> [TASK GOAL]
Pull out each line of the records holding the string "level".

Lines of data:
= = = =
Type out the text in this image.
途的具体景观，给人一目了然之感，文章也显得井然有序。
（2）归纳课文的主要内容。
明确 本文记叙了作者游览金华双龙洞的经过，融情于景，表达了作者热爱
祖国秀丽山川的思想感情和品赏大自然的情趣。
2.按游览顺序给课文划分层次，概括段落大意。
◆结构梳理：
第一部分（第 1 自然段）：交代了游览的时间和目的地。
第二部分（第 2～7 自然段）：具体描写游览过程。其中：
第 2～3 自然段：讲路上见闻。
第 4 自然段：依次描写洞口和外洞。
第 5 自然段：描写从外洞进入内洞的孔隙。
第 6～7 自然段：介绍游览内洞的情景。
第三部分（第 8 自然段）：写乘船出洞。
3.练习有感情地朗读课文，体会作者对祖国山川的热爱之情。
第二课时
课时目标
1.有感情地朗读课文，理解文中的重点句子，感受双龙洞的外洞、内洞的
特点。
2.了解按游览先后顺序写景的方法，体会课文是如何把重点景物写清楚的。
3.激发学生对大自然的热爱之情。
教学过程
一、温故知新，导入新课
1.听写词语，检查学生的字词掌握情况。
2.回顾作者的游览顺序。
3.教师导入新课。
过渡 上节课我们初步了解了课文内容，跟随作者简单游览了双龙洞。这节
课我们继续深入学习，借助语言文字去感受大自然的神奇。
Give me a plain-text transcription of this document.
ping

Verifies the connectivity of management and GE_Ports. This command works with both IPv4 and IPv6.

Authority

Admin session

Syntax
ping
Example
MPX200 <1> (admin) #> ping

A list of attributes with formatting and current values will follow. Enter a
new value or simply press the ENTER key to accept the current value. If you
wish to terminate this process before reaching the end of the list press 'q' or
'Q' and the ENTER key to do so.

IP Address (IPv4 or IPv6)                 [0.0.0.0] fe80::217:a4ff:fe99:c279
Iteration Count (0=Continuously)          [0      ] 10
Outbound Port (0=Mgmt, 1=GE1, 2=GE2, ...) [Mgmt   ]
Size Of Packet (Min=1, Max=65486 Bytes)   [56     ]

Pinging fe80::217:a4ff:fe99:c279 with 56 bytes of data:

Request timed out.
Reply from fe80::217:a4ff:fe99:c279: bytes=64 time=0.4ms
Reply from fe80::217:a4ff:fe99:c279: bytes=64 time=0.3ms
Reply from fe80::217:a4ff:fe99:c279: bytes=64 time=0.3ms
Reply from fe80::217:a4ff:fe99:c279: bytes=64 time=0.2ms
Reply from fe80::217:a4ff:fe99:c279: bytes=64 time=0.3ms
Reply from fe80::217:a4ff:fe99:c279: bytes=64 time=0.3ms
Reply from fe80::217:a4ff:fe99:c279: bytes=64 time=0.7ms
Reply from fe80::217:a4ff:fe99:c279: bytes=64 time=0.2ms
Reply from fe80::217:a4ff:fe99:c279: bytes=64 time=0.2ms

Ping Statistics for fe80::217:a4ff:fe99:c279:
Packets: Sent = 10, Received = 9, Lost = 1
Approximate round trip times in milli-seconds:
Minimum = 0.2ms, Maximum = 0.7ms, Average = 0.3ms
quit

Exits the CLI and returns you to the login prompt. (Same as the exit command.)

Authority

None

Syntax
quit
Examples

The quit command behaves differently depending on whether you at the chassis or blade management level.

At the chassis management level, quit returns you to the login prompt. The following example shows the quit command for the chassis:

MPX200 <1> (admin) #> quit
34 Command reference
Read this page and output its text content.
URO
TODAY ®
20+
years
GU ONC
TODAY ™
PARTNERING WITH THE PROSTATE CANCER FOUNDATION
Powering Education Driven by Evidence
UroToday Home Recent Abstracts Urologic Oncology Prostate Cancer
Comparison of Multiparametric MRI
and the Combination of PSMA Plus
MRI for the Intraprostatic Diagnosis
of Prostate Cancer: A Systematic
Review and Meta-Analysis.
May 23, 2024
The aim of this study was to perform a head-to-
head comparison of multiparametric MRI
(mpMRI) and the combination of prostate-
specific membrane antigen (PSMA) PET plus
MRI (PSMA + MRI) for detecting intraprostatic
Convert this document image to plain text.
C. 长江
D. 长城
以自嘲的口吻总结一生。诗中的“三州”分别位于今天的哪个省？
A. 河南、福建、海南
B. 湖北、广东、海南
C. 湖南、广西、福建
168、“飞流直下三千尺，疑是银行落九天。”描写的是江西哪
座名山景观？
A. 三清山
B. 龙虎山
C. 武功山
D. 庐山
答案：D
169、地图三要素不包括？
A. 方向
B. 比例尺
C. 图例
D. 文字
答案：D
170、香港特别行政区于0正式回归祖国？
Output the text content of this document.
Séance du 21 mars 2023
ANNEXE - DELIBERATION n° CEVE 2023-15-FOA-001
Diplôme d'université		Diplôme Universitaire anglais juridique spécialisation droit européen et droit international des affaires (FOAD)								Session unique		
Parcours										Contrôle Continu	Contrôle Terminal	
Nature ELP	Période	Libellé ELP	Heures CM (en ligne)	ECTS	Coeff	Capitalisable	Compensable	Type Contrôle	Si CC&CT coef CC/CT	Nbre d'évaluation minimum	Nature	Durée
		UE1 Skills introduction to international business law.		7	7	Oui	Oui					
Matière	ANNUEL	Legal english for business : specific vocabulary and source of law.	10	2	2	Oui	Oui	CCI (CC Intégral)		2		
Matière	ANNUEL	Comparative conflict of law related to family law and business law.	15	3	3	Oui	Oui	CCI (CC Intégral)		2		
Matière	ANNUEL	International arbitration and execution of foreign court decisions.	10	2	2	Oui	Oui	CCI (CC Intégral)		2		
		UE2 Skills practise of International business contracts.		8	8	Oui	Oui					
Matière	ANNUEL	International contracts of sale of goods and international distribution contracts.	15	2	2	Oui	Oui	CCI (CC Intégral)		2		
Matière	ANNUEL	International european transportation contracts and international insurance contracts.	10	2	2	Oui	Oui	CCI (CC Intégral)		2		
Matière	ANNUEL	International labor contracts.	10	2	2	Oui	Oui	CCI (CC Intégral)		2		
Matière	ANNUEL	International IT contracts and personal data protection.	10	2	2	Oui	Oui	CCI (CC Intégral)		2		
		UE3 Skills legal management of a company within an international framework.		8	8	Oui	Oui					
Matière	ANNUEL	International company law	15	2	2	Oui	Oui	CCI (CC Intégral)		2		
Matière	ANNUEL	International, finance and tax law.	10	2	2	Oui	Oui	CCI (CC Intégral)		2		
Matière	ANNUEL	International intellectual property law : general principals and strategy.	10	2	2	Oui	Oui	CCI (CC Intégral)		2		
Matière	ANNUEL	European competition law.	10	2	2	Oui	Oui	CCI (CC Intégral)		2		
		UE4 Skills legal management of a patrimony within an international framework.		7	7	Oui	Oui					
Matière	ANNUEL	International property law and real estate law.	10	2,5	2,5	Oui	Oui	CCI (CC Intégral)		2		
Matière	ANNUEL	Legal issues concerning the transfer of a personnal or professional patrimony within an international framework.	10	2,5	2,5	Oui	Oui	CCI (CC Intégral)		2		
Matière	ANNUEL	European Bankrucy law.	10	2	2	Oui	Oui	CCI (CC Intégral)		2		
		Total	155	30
= = = =
> [TASK RESULT]
The quit command behaves differently depending on whether you at the chassis or blade management level.
At the chassis management level, quit returns you to the login prompt. The following example shows the quit command for the chassis:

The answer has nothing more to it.